§ READING PASSAGE
——
I guess I knew really early on my relationship with xah was doomed. But, took 14 years and so many disappointing relapses to believe the pattern would continue and I would not indeed be able to fix him. For our last year, though I was staying because of family pressure from my parents and this marriage counselor who mysteriously advised me to stay with my abuser, so I felt I owed it to my kids to try.
Which meant that when he presented me with that last relapse I was relieved because I could leave and know I tried my best but it didn't work. So I was really ready to move on. I questioned it for about 6 hours on day three because single parenting young childre while managing chronic pain was intimidating. But otherwise, it just finally clicked that xah had made it clear what life with him would be like, and I was better off without.
——
§ HOW TO COMPLETE THIS TASK
Carry the account of leaving the marriage forward from its last sentence. You won't need the data for this.
——
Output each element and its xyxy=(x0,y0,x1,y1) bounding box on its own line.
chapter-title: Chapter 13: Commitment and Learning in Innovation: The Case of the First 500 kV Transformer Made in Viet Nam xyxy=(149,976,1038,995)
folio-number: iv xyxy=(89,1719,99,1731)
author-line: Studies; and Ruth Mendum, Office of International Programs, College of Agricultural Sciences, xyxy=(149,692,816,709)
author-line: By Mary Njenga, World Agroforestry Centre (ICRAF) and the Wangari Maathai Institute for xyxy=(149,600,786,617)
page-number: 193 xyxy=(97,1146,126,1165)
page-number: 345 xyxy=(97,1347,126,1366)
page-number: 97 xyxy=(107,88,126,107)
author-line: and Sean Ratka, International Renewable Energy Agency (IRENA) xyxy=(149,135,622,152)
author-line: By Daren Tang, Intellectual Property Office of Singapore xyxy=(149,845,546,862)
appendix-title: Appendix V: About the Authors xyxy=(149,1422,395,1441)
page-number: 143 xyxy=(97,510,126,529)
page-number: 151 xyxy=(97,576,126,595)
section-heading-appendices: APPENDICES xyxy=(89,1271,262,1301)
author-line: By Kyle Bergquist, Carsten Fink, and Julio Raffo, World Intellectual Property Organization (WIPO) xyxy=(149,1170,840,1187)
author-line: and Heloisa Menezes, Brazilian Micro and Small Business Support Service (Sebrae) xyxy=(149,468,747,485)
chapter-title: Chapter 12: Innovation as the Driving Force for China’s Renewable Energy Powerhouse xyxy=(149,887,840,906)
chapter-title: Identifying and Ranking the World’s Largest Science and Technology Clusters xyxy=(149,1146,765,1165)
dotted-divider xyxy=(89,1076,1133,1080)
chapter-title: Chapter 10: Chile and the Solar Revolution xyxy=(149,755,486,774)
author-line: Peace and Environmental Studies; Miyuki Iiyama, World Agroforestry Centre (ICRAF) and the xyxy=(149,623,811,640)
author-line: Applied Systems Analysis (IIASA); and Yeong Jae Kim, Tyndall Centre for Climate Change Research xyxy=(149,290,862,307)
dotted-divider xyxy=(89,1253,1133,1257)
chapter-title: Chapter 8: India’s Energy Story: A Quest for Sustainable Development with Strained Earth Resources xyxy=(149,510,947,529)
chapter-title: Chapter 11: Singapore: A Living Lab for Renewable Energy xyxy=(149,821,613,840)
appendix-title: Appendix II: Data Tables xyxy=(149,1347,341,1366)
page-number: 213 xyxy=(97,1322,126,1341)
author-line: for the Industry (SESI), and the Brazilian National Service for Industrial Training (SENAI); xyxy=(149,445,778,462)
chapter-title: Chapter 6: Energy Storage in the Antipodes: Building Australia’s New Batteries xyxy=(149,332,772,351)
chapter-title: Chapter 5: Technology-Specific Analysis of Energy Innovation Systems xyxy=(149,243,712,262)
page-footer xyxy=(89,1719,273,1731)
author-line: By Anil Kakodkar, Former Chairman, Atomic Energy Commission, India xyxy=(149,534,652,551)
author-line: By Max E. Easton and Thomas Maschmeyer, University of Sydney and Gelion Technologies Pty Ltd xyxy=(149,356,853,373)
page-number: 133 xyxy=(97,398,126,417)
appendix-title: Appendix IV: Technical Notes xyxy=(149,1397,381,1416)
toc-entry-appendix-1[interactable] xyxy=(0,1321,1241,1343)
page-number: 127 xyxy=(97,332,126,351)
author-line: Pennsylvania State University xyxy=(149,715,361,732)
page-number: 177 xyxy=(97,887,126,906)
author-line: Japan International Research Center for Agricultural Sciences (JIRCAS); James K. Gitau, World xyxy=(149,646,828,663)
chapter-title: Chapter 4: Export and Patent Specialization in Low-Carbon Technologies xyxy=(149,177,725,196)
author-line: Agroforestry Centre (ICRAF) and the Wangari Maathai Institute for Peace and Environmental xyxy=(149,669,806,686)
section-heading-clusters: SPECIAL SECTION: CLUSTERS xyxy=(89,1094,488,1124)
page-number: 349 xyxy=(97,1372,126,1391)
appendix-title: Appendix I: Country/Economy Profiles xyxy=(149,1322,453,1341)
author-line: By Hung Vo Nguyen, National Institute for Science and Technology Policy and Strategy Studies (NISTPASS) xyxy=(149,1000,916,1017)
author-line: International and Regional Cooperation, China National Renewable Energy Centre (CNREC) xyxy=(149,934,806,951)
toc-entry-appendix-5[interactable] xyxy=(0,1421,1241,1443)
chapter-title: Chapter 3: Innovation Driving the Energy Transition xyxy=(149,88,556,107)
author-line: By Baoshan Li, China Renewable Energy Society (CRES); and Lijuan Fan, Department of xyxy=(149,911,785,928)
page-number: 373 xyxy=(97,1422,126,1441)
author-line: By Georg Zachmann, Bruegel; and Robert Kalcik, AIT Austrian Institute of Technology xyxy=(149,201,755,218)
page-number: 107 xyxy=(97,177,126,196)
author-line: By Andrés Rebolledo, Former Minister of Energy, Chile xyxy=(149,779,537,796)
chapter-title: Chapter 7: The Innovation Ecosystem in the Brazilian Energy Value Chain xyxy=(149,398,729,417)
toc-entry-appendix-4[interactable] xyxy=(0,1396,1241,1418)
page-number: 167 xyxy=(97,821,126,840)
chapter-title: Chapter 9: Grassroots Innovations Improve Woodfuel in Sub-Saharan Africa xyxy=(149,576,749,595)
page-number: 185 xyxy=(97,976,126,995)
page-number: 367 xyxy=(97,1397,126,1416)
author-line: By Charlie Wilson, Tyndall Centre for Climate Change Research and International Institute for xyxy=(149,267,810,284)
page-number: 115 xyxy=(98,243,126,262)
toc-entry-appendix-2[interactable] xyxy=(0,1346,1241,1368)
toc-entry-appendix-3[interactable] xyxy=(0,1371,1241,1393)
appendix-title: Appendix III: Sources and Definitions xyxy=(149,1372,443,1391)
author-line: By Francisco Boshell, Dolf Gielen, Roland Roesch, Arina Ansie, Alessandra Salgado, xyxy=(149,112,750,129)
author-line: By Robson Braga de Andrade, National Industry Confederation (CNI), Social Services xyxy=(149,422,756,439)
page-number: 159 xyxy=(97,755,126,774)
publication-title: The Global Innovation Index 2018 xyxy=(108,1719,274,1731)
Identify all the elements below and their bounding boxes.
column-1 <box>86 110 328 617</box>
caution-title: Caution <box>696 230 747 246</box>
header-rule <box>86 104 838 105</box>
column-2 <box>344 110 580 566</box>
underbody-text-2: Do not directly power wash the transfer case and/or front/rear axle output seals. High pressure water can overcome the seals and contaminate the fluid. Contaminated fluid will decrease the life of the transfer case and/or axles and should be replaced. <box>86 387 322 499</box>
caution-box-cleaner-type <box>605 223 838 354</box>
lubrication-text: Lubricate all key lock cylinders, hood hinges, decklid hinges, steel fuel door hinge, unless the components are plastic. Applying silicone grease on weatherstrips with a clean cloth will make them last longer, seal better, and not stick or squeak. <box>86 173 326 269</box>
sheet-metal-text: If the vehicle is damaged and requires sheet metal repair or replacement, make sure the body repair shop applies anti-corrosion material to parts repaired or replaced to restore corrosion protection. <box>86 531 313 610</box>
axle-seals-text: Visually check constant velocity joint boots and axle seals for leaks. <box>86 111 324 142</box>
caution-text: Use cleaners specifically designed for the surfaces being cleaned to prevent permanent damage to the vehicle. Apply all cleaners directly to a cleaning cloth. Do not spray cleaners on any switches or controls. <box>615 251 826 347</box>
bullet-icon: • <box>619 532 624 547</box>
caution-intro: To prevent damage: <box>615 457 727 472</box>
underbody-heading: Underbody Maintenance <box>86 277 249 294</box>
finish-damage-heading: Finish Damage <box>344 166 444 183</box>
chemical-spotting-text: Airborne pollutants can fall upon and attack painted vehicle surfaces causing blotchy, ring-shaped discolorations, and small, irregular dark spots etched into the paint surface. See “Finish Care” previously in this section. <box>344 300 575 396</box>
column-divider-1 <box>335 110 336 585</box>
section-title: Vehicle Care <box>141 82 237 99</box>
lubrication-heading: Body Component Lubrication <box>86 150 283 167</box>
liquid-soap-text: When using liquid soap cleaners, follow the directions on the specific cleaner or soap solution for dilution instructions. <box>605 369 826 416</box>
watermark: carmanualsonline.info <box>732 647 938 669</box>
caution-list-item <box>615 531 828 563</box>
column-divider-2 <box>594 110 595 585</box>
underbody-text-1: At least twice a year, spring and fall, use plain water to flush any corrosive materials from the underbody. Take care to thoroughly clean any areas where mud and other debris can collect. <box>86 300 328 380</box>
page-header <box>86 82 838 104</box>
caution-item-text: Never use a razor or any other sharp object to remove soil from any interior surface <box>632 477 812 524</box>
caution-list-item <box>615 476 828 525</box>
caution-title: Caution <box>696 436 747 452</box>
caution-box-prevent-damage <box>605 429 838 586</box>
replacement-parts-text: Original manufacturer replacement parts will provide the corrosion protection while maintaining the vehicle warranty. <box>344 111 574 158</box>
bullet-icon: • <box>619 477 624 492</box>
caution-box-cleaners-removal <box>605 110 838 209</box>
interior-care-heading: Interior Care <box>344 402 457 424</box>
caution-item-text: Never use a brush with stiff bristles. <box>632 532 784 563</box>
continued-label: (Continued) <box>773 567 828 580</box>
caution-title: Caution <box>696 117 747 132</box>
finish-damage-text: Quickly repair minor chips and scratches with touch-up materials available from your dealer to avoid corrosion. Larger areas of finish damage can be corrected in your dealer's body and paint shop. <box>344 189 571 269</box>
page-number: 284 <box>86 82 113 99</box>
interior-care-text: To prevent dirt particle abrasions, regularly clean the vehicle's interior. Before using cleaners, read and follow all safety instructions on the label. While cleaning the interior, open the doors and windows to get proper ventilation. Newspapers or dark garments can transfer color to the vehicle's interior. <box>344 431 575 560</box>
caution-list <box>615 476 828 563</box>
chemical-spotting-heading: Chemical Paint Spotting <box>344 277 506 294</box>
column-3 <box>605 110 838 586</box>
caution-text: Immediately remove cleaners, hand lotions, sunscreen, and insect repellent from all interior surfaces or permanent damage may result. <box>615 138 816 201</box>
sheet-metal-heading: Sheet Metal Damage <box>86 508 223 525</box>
——
§ YOUR RESPONSE
it took me about 4-5 months for me to get my act together as a single person, like to just handle my life's routine responsibilities. And then I started noticing men again. And noticing my own interest.
But it sunk in that I had moved on when one night, about 5 months after we split, xah had dropped off my kids while he had a new girlfriend with him. No jealousy. I felt happy for him and relieved for him to be wrapped up in someone else, for them to deal with.
And I compare my new man frequently, because he is very different. I cringe at how I hooked up with a trashy dirt bag for so long. He literally appears like a troll to me now, as though a spell has been broken and I can actually see him for what he is.